====== Provided records ======

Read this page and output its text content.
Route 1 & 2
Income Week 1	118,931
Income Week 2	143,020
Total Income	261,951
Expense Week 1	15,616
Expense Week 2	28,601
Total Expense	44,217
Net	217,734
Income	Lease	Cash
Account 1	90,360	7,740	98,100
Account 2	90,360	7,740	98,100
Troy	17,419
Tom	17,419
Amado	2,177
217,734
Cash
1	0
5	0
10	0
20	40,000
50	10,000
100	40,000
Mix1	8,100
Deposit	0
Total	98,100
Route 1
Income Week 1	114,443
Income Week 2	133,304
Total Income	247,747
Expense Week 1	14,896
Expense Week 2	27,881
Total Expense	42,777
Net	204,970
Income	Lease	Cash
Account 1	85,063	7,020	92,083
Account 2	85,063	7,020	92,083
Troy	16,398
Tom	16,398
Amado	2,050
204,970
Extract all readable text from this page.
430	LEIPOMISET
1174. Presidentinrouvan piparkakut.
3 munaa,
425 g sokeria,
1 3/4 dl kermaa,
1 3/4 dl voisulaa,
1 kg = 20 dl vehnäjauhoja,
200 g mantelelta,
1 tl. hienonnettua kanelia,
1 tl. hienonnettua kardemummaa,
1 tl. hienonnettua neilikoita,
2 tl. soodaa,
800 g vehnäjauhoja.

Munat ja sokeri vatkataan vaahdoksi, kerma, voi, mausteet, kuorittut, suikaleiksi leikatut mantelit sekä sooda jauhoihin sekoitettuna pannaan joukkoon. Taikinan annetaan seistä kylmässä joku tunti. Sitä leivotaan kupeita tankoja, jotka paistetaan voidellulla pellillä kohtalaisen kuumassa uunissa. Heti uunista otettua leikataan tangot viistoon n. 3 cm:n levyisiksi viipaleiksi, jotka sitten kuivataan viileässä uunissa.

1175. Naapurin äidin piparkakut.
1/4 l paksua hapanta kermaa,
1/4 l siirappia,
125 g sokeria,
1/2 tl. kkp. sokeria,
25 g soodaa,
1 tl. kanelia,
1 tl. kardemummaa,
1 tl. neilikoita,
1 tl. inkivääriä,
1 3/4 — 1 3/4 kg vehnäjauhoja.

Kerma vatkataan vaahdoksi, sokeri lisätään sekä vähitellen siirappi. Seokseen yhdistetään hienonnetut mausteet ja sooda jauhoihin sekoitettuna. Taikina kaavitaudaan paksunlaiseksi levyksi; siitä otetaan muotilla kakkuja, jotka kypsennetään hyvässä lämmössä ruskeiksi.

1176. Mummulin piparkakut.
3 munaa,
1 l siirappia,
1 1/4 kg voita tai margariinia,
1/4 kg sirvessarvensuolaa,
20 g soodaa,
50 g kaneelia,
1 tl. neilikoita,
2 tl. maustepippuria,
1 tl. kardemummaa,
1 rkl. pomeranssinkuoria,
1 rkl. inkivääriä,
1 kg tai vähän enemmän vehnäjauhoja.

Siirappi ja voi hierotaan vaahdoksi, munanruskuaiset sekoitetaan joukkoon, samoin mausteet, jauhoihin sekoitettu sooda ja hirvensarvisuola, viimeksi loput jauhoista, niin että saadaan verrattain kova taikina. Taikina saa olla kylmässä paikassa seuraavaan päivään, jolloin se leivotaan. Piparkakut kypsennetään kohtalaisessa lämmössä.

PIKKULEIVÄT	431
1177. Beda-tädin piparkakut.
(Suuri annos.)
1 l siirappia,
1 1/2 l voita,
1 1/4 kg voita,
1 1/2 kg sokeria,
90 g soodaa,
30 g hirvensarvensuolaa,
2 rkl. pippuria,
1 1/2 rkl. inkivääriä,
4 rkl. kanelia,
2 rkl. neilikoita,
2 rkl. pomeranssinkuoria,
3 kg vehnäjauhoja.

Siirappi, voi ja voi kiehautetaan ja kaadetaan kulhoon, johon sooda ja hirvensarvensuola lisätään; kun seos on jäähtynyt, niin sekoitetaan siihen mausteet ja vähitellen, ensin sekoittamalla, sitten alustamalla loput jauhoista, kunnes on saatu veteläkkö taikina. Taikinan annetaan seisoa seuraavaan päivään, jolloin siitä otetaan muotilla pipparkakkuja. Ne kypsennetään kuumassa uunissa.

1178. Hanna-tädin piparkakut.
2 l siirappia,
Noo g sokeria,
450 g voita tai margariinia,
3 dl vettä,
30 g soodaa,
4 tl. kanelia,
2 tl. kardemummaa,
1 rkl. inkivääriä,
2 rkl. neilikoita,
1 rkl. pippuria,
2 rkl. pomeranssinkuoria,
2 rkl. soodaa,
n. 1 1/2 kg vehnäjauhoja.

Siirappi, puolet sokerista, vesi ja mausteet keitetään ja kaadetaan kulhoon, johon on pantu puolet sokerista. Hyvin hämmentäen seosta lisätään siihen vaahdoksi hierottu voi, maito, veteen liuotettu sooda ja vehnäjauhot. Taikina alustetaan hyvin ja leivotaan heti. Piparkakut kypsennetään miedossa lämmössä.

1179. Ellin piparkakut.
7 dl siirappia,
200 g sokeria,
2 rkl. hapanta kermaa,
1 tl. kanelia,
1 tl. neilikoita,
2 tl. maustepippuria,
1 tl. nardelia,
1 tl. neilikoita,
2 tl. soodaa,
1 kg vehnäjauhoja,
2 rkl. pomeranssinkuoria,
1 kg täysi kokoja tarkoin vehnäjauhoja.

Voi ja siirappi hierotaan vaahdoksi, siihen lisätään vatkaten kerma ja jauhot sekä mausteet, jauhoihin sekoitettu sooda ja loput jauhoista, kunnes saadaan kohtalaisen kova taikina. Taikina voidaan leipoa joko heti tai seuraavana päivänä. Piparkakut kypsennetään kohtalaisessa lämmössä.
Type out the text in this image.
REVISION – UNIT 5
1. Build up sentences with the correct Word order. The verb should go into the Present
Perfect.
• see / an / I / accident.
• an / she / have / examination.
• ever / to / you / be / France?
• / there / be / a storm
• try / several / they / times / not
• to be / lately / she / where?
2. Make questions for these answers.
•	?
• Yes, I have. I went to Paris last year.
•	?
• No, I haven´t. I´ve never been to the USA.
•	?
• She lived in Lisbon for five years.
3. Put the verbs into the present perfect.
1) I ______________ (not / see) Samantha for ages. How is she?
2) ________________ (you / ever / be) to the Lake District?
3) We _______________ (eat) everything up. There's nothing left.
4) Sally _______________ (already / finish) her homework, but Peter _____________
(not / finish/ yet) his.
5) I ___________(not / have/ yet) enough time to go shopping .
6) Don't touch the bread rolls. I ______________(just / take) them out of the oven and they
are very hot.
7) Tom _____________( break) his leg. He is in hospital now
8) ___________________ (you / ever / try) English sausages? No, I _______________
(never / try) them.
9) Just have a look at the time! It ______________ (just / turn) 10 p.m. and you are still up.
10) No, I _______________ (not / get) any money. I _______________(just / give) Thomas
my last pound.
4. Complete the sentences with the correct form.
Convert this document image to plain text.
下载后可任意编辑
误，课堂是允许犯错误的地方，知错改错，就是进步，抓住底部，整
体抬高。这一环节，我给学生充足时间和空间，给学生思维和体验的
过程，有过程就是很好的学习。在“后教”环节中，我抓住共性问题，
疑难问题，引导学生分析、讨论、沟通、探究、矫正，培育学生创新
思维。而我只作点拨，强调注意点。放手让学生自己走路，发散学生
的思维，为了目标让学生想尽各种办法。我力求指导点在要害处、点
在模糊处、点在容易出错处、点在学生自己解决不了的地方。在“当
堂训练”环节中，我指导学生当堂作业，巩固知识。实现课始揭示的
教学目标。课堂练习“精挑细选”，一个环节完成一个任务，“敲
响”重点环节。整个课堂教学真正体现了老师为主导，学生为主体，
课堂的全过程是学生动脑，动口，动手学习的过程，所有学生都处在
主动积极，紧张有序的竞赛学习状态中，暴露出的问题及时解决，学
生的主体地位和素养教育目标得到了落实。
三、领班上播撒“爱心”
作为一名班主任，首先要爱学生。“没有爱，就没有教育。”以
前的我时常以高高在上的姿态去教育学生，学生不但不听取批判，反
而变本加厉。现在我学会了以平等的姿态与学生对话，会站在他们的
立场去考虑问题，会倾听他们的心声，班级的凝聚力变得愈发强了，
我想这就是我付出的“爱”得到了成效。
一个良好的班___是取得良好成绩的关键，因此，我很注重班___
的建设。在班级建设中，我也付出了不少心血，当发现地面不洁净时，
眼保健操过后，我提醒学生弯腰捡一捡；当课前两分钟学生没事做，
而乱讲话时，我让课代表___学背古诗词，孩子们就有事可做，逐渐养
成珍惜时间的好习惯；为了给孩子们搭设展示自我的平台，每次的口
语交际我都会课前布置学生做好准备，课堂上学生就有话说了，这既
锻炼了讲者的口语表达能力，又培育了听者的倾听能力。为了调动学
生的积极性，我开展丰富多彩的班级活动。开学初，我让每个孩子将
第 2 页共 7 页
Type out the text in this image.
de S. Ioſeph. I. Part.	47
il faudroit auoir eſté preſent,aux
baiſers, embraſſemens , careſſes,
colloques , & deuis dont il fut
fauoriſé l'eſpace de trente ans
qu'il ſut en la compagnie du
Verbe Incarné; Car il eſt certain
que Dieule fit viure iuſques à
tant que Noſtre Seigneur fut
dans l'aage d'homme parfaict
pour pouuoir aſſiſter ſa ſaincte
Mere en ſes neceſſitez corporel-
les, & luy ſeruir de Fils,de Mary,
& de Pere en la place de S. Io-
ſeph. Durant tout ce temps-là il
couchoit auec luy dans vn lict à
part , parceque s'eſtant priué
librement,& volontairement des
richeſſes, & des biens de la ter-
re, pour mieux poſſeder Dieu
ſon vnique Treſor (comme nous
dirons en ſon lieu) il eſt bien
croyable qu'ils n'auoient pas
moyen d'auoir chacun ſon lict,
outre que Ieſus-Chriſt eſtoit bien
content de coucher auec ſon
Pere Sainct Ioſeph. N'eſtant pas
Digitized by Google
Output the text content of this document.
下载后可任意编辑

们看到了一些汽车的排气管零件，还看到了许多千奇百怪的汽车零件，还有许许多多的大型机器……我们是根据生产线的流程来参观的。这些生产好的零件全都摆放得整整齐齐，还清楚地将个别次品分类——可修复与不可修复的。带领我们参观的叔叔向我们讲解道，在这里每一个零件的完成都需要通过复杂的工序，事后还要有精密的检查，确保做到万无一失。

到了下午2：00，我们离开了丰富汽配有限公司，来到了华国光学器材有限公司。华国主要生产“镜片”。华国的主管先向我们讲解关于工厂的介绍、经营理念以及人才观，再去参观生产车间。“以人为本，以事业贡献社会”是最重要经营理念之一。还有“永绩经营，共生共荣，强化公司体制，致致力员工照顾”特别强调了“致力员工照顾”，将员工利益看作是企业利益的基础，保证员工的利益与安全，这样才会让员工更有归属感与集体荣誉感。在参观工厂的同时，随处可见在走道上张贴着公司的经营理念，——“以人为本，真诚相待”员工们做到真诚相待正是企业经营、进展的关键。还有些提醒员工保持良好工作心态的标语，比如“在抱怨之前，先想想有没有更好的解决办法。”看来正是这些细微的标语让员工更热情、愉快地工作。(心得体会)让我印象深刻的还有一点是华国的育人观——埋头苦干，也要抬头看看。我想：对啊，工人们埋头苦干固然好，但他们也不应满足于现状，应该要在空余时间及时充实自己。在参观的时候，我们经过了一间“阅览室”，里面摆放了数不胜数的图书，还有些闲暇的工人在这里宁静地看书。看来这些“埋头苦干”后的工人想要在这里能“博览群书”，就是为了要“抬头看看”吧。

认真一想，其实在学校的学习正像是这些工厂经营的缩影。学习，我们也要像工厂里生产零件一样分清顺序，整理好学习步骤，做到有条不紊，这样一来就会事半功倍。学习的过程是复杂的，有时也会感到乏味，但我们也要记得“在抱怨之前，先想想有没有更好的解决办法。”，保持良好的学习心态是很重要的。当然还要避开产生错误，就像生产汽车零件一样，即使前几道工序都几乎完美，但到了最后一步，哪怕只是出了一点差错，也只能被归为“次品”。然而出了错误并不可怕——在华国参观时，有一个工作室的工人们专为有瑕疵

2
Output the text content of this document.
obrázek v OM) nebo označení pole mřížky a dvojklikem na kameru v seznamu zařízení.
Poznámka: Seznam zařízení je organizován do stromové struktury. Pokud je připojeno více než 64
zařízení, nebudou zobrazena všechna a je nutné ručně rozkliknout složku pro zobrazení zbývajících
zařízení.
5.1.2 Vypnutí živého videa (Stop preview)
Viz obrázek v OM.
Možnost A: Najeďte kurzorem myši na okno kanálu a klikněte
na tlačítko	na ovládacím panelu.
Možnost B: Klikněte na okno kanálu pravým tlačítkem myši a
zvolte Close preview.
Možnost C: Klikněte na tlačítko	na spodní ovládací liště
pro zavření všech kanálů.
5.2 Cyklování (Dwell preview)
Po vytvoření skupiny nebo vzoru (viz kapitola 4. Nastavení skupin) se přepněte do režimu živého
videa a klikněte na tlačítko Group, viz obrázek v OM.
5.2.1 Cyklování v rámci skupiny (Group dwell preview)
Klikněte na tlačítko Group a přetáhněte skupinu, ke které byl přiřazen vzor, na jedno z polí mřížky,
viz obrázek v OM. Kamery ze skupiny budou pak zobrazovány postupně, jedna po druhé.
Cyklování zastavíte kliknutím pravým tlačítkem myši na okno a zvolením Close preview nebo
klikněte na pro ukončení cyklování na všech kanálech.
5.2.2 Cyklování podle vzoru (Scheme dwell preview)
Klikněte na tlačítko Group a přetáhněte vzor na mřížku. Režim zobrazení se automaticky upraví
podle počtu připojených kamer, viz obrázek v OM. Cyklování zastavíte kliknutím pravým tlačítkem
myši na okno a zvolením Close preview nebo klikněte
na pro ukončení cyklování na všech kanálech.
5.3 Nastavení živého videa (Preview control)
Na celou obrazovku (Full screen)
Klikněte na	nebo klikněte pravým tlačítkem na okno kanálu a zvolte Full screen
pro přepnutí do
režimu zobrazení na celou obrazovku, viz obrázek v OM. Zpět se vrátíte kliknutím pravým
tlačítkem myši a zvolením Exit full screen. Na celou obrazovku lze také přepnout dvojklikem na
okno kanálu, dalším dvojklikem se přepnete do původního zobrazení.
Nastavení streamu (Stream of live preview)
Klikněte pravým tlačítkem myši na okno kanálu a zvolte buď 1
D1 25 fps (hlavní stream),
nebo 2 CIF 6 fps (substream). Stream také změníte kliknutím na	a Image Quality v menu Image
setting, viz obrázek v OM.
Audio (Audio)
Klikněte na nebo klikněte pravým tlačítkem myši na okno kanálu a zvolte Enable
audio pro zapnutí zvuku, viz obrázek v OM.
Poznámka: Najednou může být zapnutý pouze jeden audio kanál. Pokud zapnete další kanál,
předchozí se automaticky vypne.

======

Instructions for the task.
Look through the records and gather every line containing "jotka".

Output below.
Munat ja sokeri vatkataan vaahdoksi, kerma, voi, mausteet, kuorittut, suikaleiksi leikatut mantelit sekä sooda jauhoihin sekoitettuna pannaan joukkoon. Taikinan annetaan seistä kylmässä joku tunti. Sitä leivotaan kupeita tankoja, jotka paistetaan voidellulla pellillä kohtalaisen kuumassa uunissa. Heti uunista otettua leikataan tangot viistoon n. 3 cm:n levyisiksi viipaleiksi, jotka sitten kuivataan viileässä uunissa.
Kerma vatkataan vaahdoksi, sokeri lisätään sekä vähitellen siirappi. Seokseen yhdistetään hienonnetut mausteet ja sooda jauhoihin sekoitettuna. Taikina kaavitaudaan paksunlaiseksi levyksi; siitä otetaan muotilla kakkuja, jotka kypsennetään hyvässä lämmössä ruskeiksi.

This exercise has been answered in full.